#### Instructions to follow:
All the entries need to be quoted exactly, apart from the pictures, which you should drop.

#### The data:
— start —

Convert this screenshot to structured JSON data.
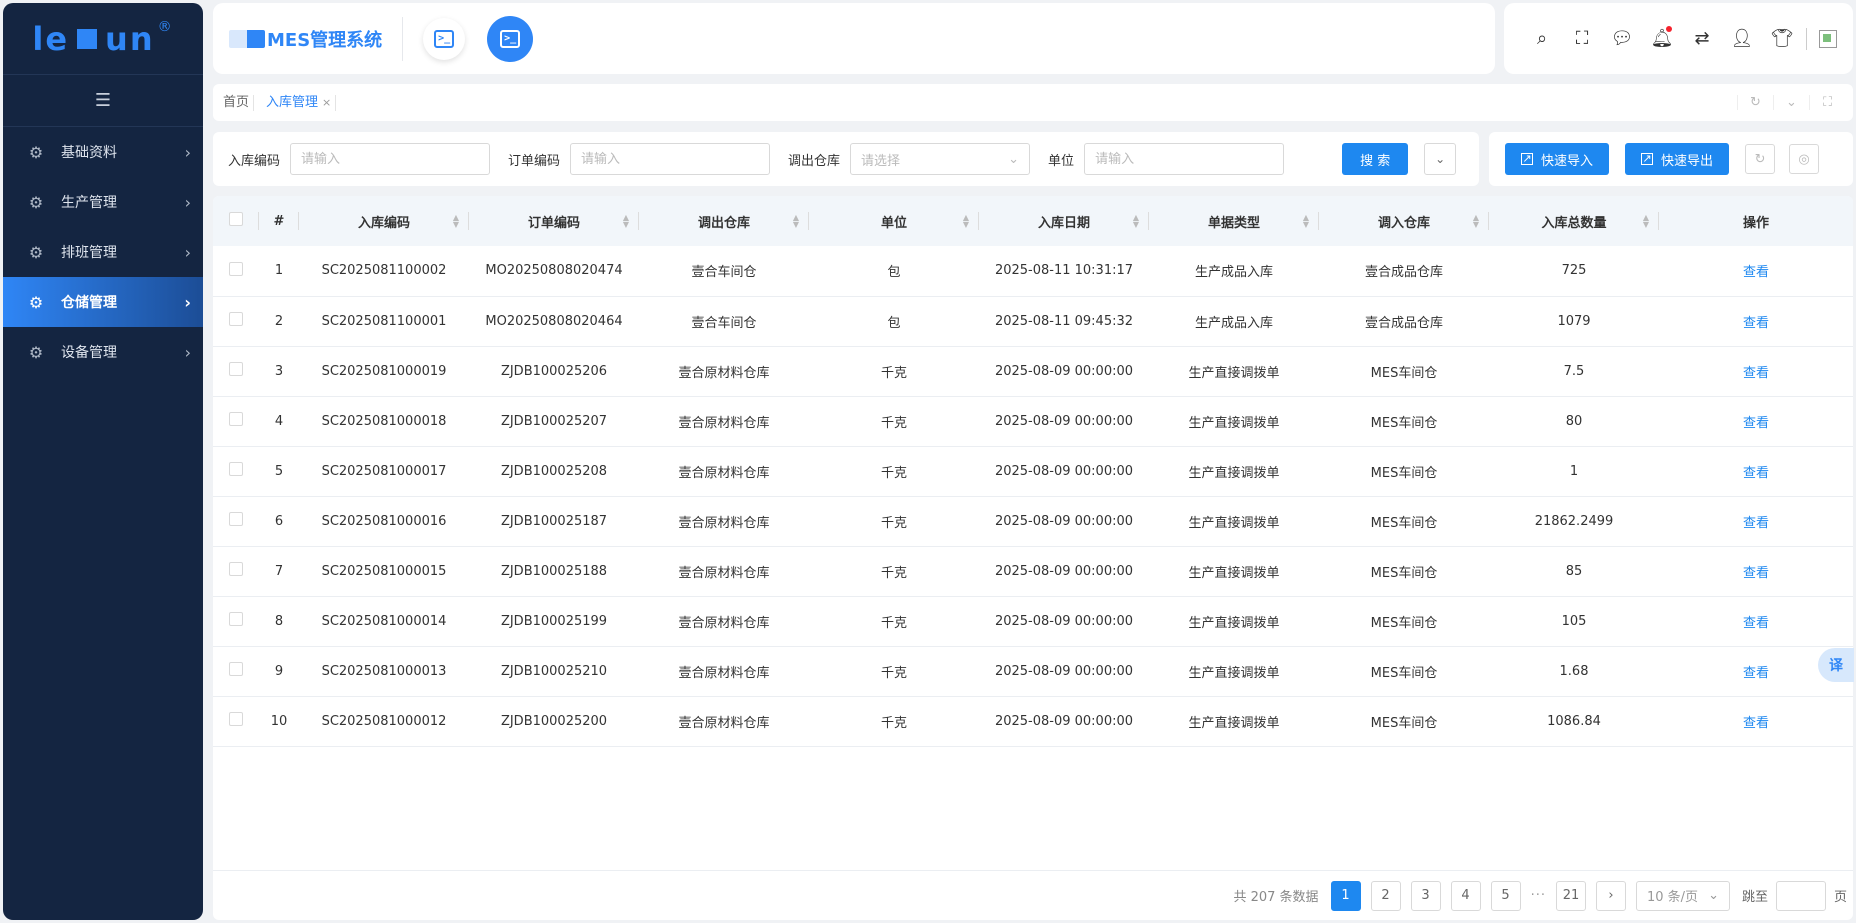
{
  "brand": {
    "logo_left": "le",
    "logo_right": "un",
    "logo_reg": "®"
  },
  "sidebar": {
    "collapse_icon": "menu-collapse-icon",
    "items": [
      {
        "label": "基础资料",
        "icon": "gear-icon",
        "active": false
      },
      {
        "label": "生产管理",
        "icon": "gear-icon",
        "active": false
      },
      {
        "label": "排班管理",
        "icon": "gear-icon",
        "active": false
      },
      {
        "label": "仓储管理",
        "icon": "gear-icon",
        "active": true
      },
      {
        "label": "设备管理",
        "icon": "gear-icon",
        "active": false
      }
    ]
  },
  "header": {
    "system_name": "MES管理系统",
    "tools": [
      "search-icon",
      "fullscreen-icon",
      "message-icon",
      "bell-icon",
      "translate-icon",
      "user-icon",
      "theme-icon"
    ]
  },
  "tabs": [
    {
      "label": "首页",
      "active": false
    },
    {
      "label": "入库管理",
      "active": true,
      "close": "×"
    }
  ],
  "search": {
    "fields": [
      {
        "label": "入库编码",
        "placeholder": "请输入"
      },
      {
        "label": "订单编码",
        "placeholder": "请输入"
      },
      {
        "label": "调出仓库",
        "placeholder": "请选择"
      },
      {
        "label": "单位",
        "placeholder": "请输入"
      }
    ],
    "search_label": "搜 索"
  },
  "actions": {
    "import_label": "快速导入",
    "export_label": "快速导出"
  },
  "table": {
    "columns": [
      "#",
      "入库编码",
      "订单编码",
      "调出仓库",
      "单位",
      "入库日期",
      "单据类型",
      "调入仓库",
      "入库总数量",
      "操作"
    ],
    "rows": [
      [
        "1",
        "SC2025081100002",
        "MO20250808020474",
        "壹合车间仓",
        "包",
        "2025-08-11 10:31:17",
        "生产成品入库",
        "壹合成品仓库",
        "725",
        "查看"
      ],
      [
        "2",
        "SC2025081100001",
        "MO20250808020464",
        "壹合车间仓",
        "包",
        "2025-08-11 09:45:32",
        "生产成品入库",
        "壹合成品仓库",
        "1079",
        "查看"
      ],
      [
        "3",
        "SC2025081000019",
        "ZJDB100025206",
        "壹合原材料仓库",
        "千克",
        "2025-08-09 00:00:00",
        "生产直接调拨单",
        "MES车间仓",
        "7.5",
        "查看"
      ],
      [
        "4",
        "SC2025081000018",
        "ZJDB100025207",
        "壹合原材料仓库",
        "千克",
        "2025-08-09 00:00:00",
        "生产直接调拨单",
        "MES车间仓",
        "80",
        "查看"
      ],
      [
        "5",
        "SC2025081000017",
        "ZJDB100025208",
        "壹合原材料仓库",
        "千克",
        "2025-08-09 00:00:00",
        "生产直接调拨单",
        "MES车间仓",
        "1",
        "查看"
      ],
      [
        "6",
        "SC2025081000016",
        "ZJDB100025187",
        "壹合原材料仓库",
        "千克",
        "2025-08-09 00:00:00",
        "生产直接调拨单",
        "MES车间仓",
        "21862.2499",
        "查看"
      ],
      [
        "7",
        "SC2025081000015",
        "ZJDB100025188",
        "壹合原材料仓库",
        "千克",
        "2025-08-09 00:00:00",
        "生产直接调拨单",
        "MES车间仓",
        "85",
        "查看"
      ],
      [
        "8",
        "SC2025081000014",
        "ZJDB100025199",
        "壹合原材料仓库",
        "千克",
        "2025-08-09 00:00:00",
        "生产直接调拨单",
        "MES车间仓",
        "105",
        "查看"
      ],
      [
        "9",
        "SC2025081000013",
        "ZJDB100025210",
        "壹合原材料仓库",
        "千克",
        "2025-08-09 00:00:00",
        "生产直接调拨单",
        "MES车间仓",
        "1.68",
        "查看"
      ],
      [
        "10",
        "SC2025081000012",
        "ZJDB100025200",
        "壹合原材料仓库",
        "千克",
        "2025-08-09 00:00:00",
        "生产直接调拨单",
        "MES车间仓",
        "1086.84",
        "查看"
      ]
    ]
  },
  "pagination": {
    "total_text": "共 207 条数据",
    "pages": [
      "1",
      "2",
      "3",
      "4",
      "5"
    ],
    "ellipsis": "···",
    "last_page": "21",
    "next": "›",
    "page_size": "10 条/页",
    "jump_label": "跳至",
    "jump_suffix": "页"
  },
  "translate_fab": "译",
  "colors": {
    "accent": "#1e88f0",
    "sidebar_bg": "#142541"
  }
}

— end —

#### Task solution:
Convert this screenshot to structured JSON data.
{
  "brand": {
    "logo_left": "le",
    "logo_right": "un",
    "logo_reg": "®"
  },
  "sidebar": {
    "collapse_icon": "menu-collapse-icon",
    "items": [
      {
        "label": "基础资料",
        "icon": "gear-icon",
        "active": false
      },
      {
        "label": "生产管理",
        "icon": "gear-icon",
        "active": false
      },
      {
        "label": "排班管理",
        "icon": "gear-icon",
        "active": false
      },
      {
        "label": "仓储管理",
        "icon": "gear-icon",
        "active": true
      },
      {
        "label": "设备管理",
        "icon": "gear-icon",
        "active": false
      }
    ]
  },
  "header": {
    "system_name": "MES管理系统",
    "tools": [
      "search-icon",
      "fullscreen-icon",
      "message-icon",
      "bell-icon",
      "translate-icon",
      "user-icon",
      "theme-icon"
    ]
  },
  "tabs": [
    {
      "label": "首页",
      "active": false
    },
    {
      "label": "入库管理",
      "active": true,
      "close": "×"
    }
  ],
  "search": {
    "fields": [
      {
        "label": "入库编码",
        "placeholder": "请输入"
      },
      {
        "label": "订单编码",
        "placeholder": "请输入"
      },
      {
        "label": "调出仓库",
        "placeholder": "请选择"
      },
      {
        "label": "单位",
        "placeholder": "请输入"
      }
    ],
    "search_label": "搜 索"
  },
  "actions": {
    "import_label": "快速导入",
    "export_label": "快速导出"
  },
  "table": {
    "columns": [
      "#",
      "入库编码",
      "订单编码",
      "调出仓库",
      "单位",
      "入库日期",
      "单据类型",
      "调入仓库",
      "入库总数量",
      "操作"
    ],
    "rows": [
      [
        "1",
        "SC2025081100002",
        "MO20250808020474",
        "壹合车间仓",
        "包",
        "2025-08-11 10:31:17",
        "生产成品入库",
        "壹合成品仓库",
        "725",
        "查看"
      ],
      [
        "2",
        "SC2025081100001",
        "MO20250808020464",
        "壹合车间仓",
        "包",
        "2025-08-11 09:45:32",
        "生产成品入库",
        "壹合成品仓库",
        "1079",
        "查看"
      ],
      [
        "3",
        "SC2025081000019",
        "ZJDB100025206",
        "壹合原材料仓库",
        "千克",
        "2025-08-09 00:00:00",
        "生产直接调拨单",
        "MES车间仓",
        "7.5",
        "查看"
      ],
      [
        "4",
        "SC2025081000018",
        "ZJDB100025207",
        "壹合原材料仓库",
        "千克",
        "2025-08-09 00:00:00",
        "生产直接调拨单",
        "MES车间仓",
        "80",
        "查看"
      ],
      [
        "5",
        "SC2025081000017",
        "ZJDB100025208",
        "壹合原材料仓库",
        "千克",
        "2025-08-09 00:00:00",
        "生产直接调拨单",
        "MES车间仓",
        "1",
        "查看"
      ],
      [
        "6",
        "SC2025081000016",
        "ZJDB100025187",
        "壹合原材料仓库",
        "千克",
        "2025-08-09 00:00:00",
        "生产直接调拨单",
        "MES车间仓",
        "21862.2499",
        "查看"
      ],
      [
        "7",
        "SC2025081000015",
        "ZJDB100025188",
        "壹合原材料仓库",
        "千克",
        "2025-08-09 00:00:00",
        "生产直接调拨单",
        "MES车间仓",
        "85",
        "查看"
      ],
      [
        "8",
        "SC2025081000014",
        "ZJDB100025199",
        "壹合原材料仓库",
        "千克",
        "2025-08-09 00:00:00",
        "生产直接调拨单",
        "MES车间仓",
        "105",
        "查看"
      ],
      [
        "9",
        "SC2025081000013",
        "ZJDB100025210",
        "壹合原材料仓库",
        "千克",
        "2025-08-09 00:00:00",
        "生产直接调拨单",
        "MES车间仓",
        "1.68",
        "查看"
      ],
      [
        "10",
        "SC2025081000012",
        "ZJDB100025200",
        "壹合原材料仓库",
        "千克",
        "2025-08-09 00:00:00",
        "生产直接调拨单",
        "MES车间仓",
        "1086.84",
        "查看"
      ]
    ]
  },
  "pagination": {
    "total_text": "共 207 条数据",
    "pages": [
      "1",
      "2",
      "3",
      "4",
      "5"
    ],
    "ellipsis": "···",
    "last_page": "21",
    "next": "›",
    "page_size": "10 条/页",
    "jump_label": "跳至",
    "jump_suffix": "页"
  },
  "translate_fab": "译",
  "colors": {
    "accent": "#1e88f0",
    "sidebar_bg": "#142541"
  }
}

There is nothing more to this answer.